### Task requirements
Retype exactly the lines from the one containing "Output the text content of this document." through the last line of the records below, including both, and leave out any pictures.
— START —
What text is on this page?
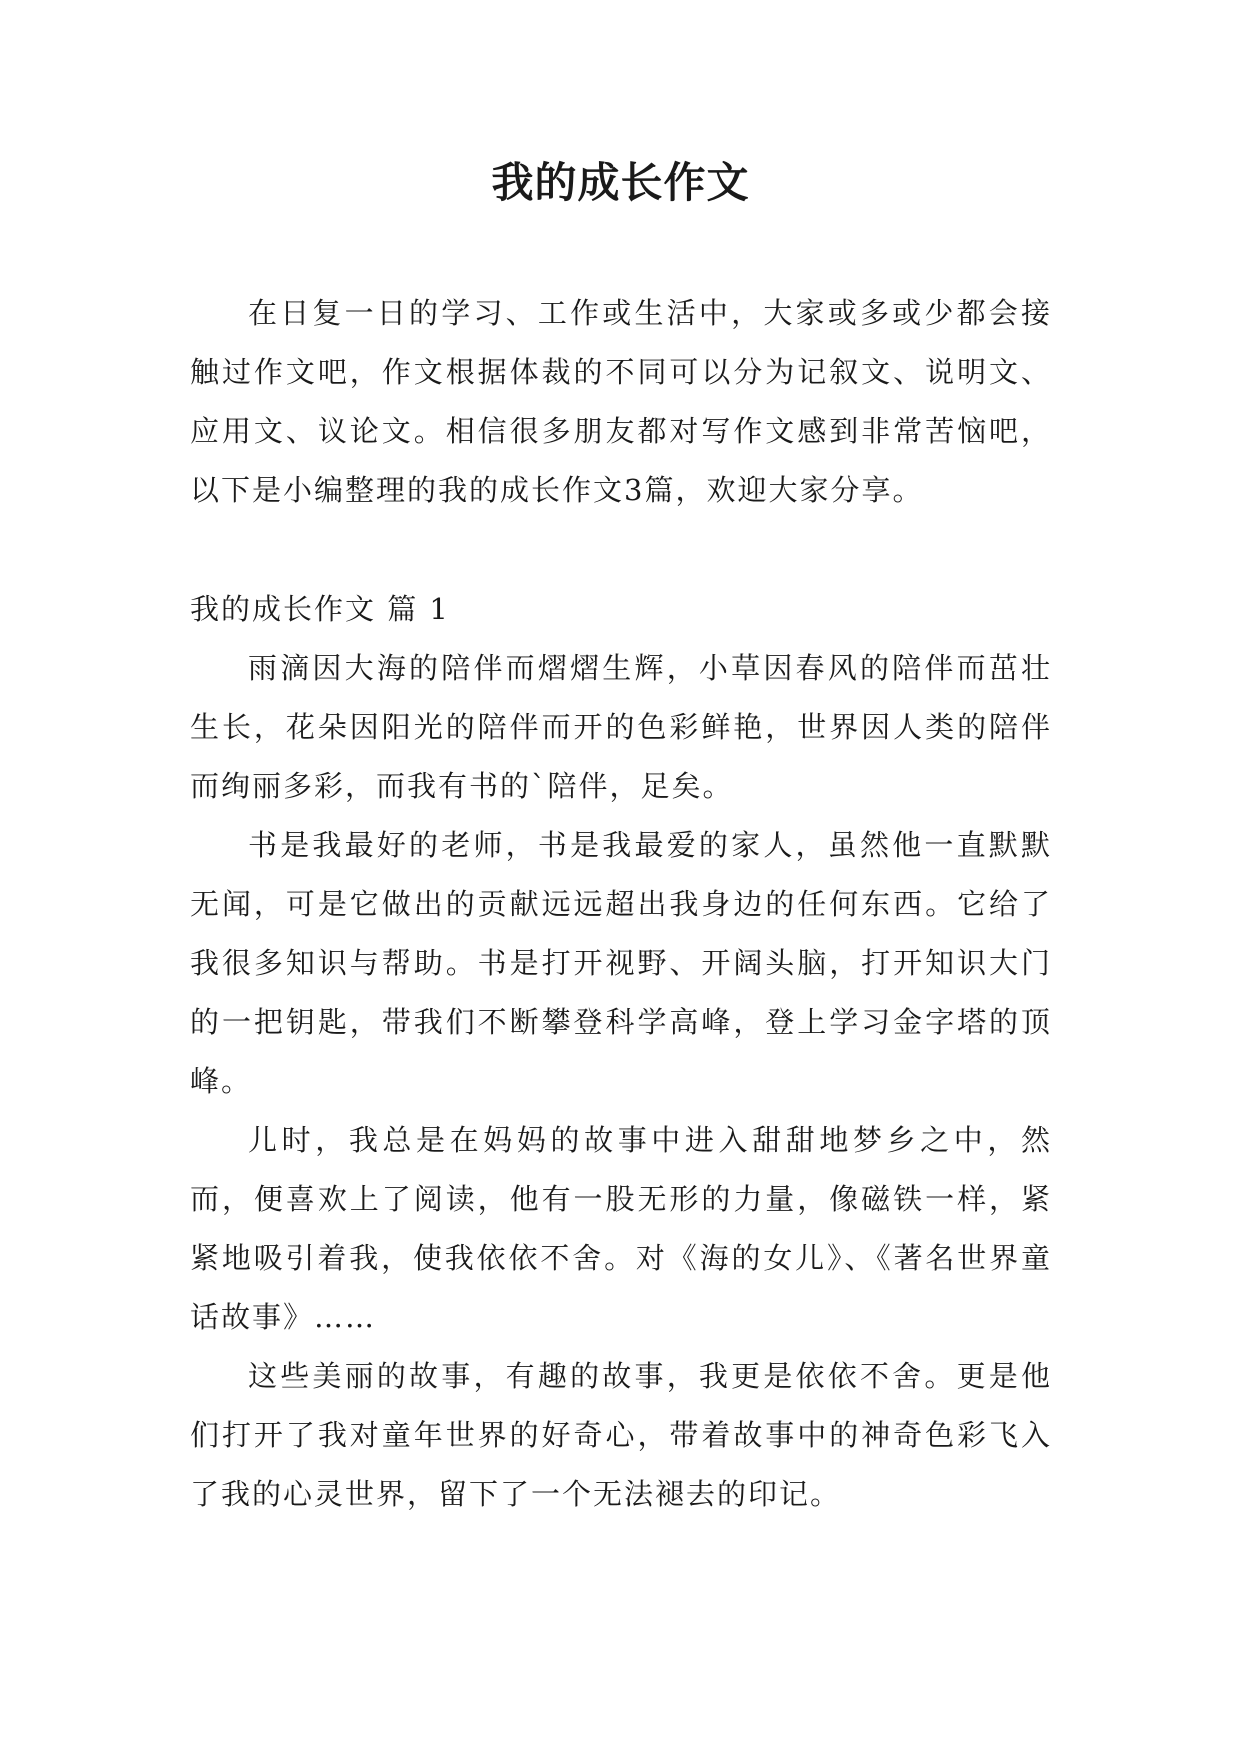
我的成长作文

在日复一日的学习、工作或生活中，大家或多或少都会接触过作文吧，作文根据体裁的不同可以分为记叙文、说明文、应用文、议论文。相信很多朋友都对写作文感到非常苦恼吧，以下是小编整理的我的成长作文3篇，欢迎大家分享。

我的成长作文 篇 1

雨滴因大海的陪伴而熠熠生辉，小草因春风的陪伴而茁壮生长，花朵因阳光的陪伴而开的色彩鲜艳，世界因人类的陪伴而绚丽多彩，而我有书的`陪伴，足矣。

书是我最好的老师，书是我最爱的家人，虽然他一直默默无闻，可是它做出的贡献远远超出我身边的任何东西。它给了我很多知识与帮助。书是打开视野、开阔头脑，打开知识大门的一把钥匙，带我们不断攀登科学高峰，登上学习金字塔的顶峰。

儿时，我总是在妈妈的故事中进入甜甜地梦乡之中，然而，便喜欢上了阅读，他有一股无形的力量，像磁铁一样，紧紧地吸引着我，使我依依不舍。对《海的女儿》、《著名世界童话故事》……

这些美丽的故事，有趣的故事，我更是依依不舍。更是他们打开了我对童年世界的好奇心，带着故事中的神奇色彩飞入了我的心灵世界，留下了一个无法褪去的印记。
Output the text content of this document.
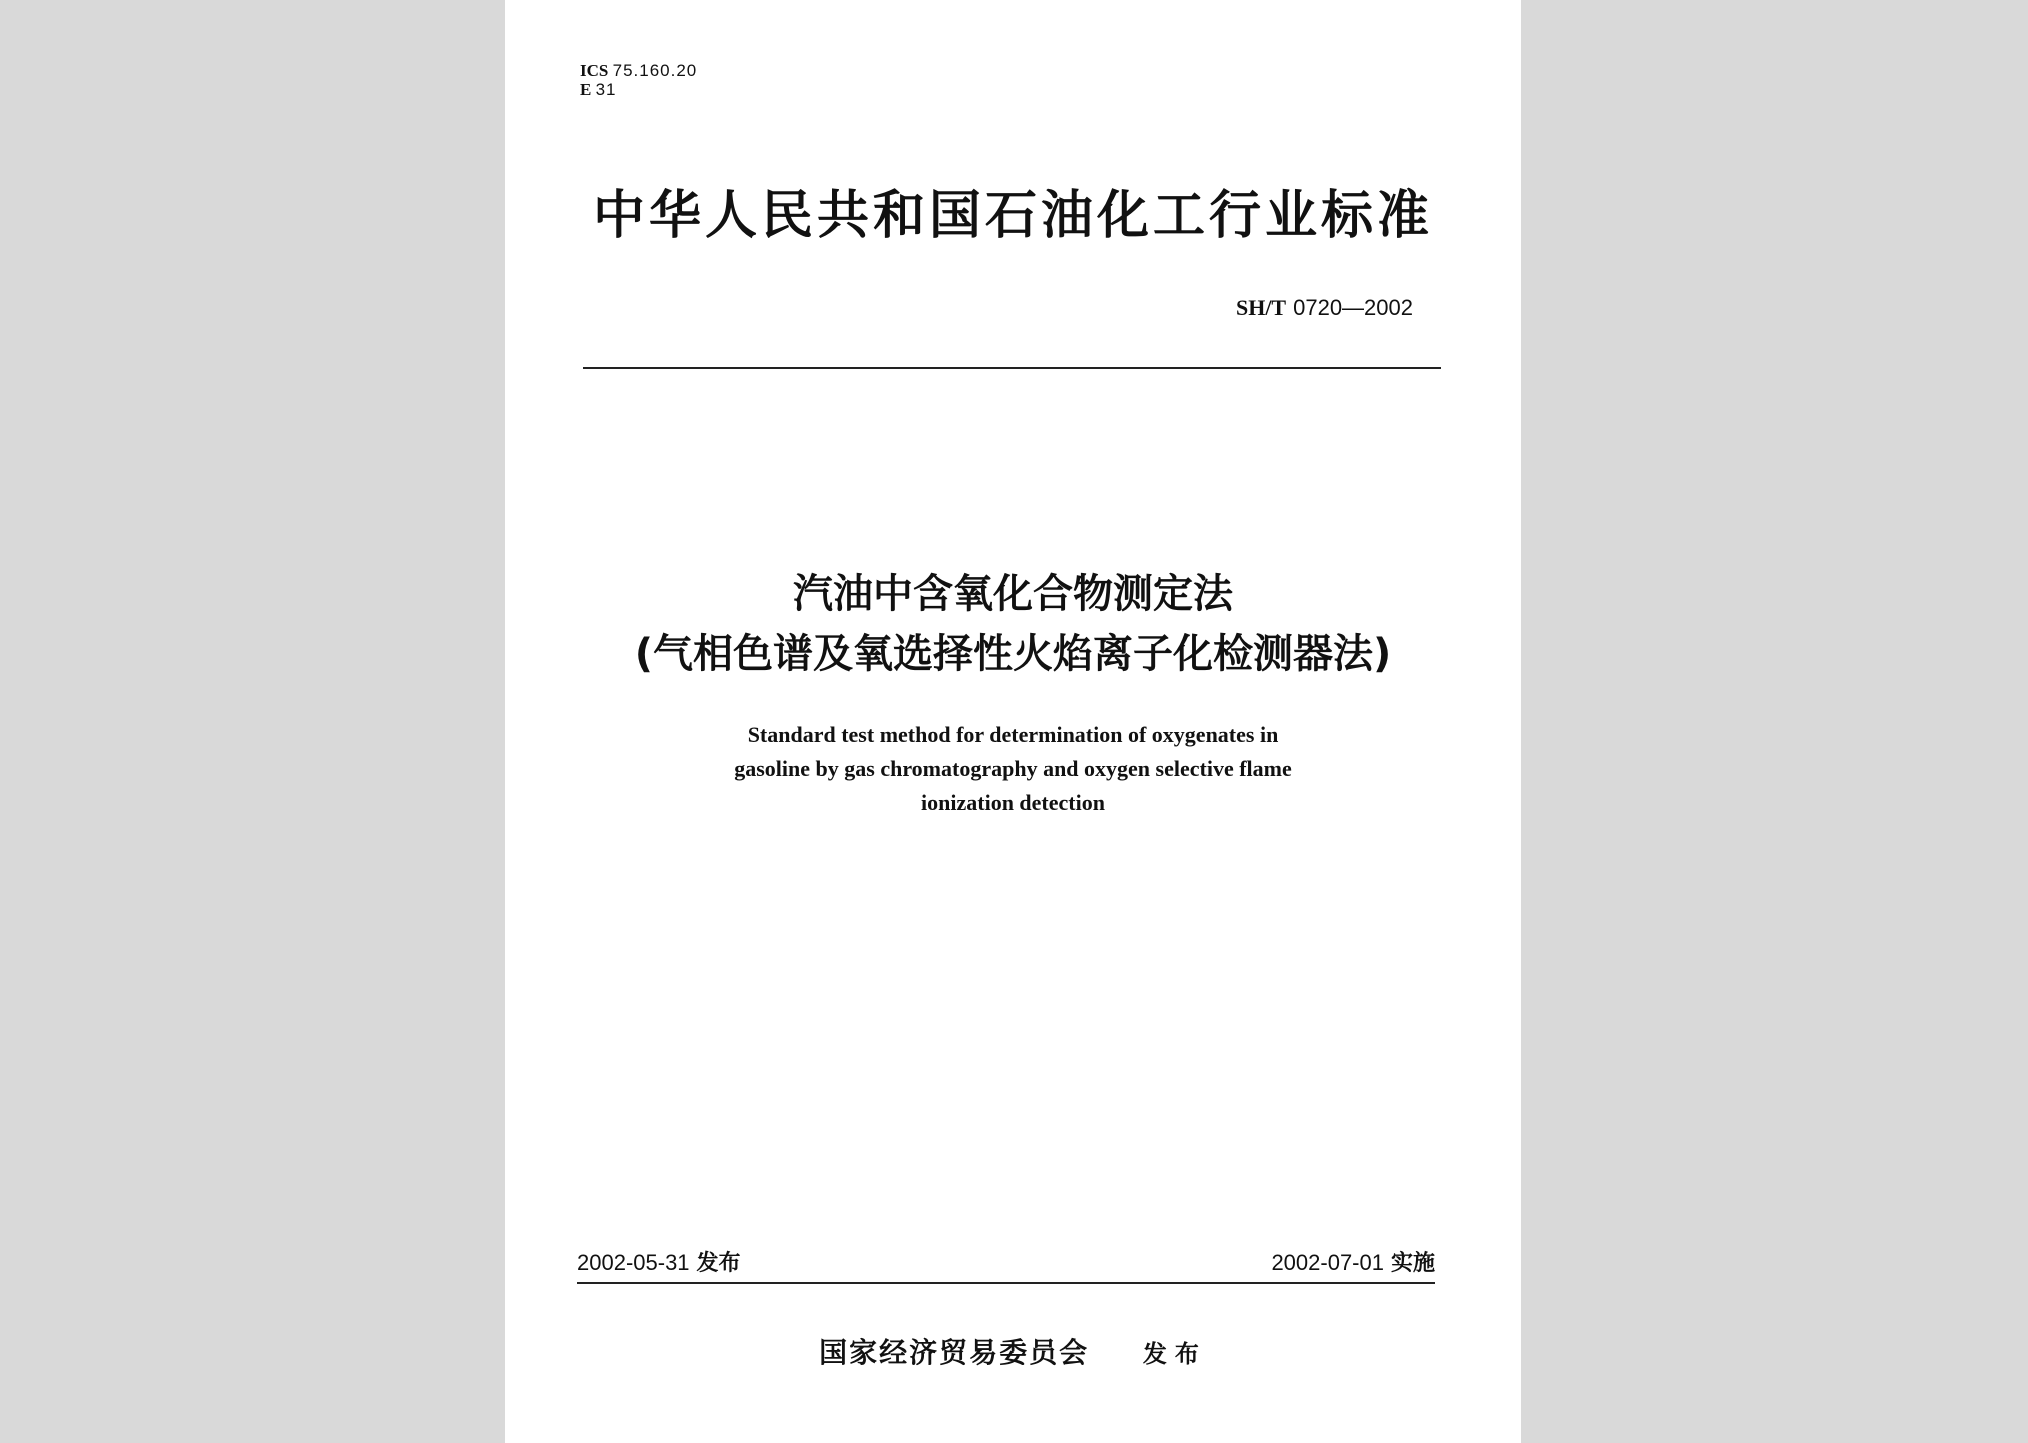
ICS 75.160.20
E 31
中华人民共和国石油化工行业标准
SH/T 0720—2002
汽油中含氧化合物测定法
(气相色谱及氧选择性火焰离子化检测器法)
Standard test method for determination of oxygenates in
gasoline by gas chromatography and oxygen selective flame
ionization detection
2002-05-31 发布	2002-07-01 实施
国家经济贸易委员会 发布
— END —
### Correct response
Output the text content of this document.
ICS 75.160.20
E 31
中华人民共和国石油化工行业标准
SH/T 0720—2002
汽油中含氧化合物测定法
(气相色谱及氧选择性火焰离子化检测器法)
Standard test method for determination of oxygenates in
gasoline by gas chromatography and oxygen selective flame
ionization detection
2002-05-31 发布	2002-07-01 实施
国家经济贸易委员会 发布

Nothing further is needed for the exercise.